_THE EXERCISE_
Your task is to filter the data below down to the lines holding "arrow".

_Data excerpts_
====

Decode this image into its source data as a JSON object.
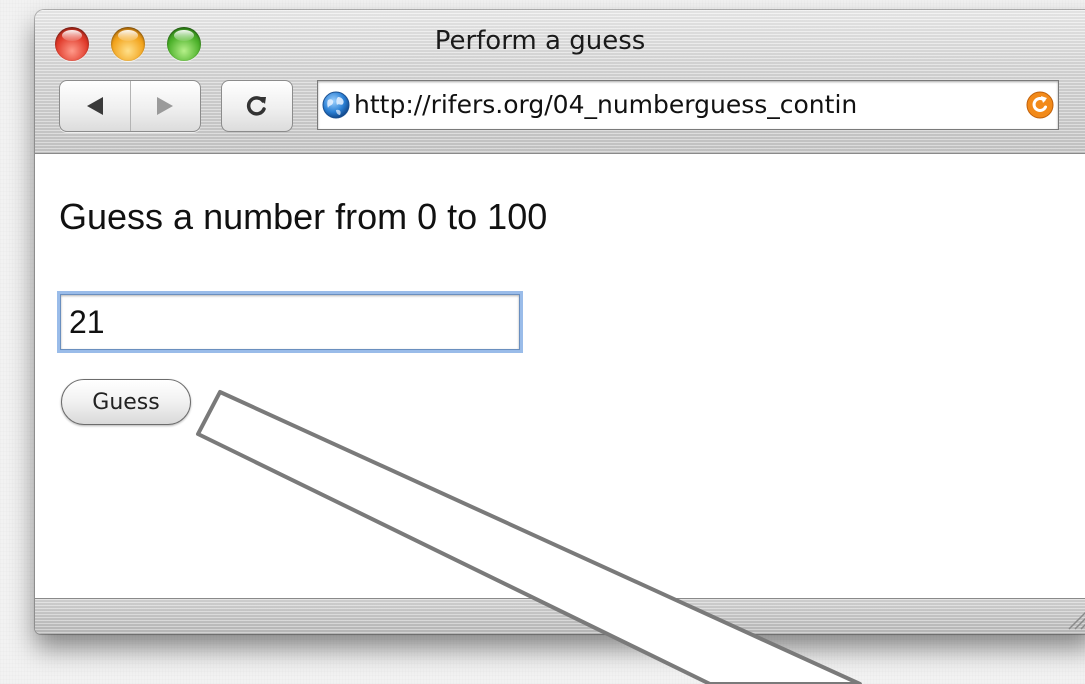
{
  "window": {
    "title": "Perform a guess"
  },
  "toolbar": {
    "back_icon": "back-arrow-icon",
    "forward_icon": "forward-arrow-icon",
    "reload_icon": "reload-icon",
    "url": "http://rifers.org/04_numberguess_contin"
  },
  "page": {
    "prompt": "Guess a number from 0 to 100",
    "guess_input_value": "21",
    "guess_button_label": "Guess"
  },
  "colors": {
    "focus_ring": "#78a5e1",
    "globe_blue": "#2a7fd4",
    "url_action_orange": "#f28a1a"
  }
}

====

_TASK ANSWER_
    "back_icon": "back-arrow-icon",
    "forward_icon": "forward-arrow-icon",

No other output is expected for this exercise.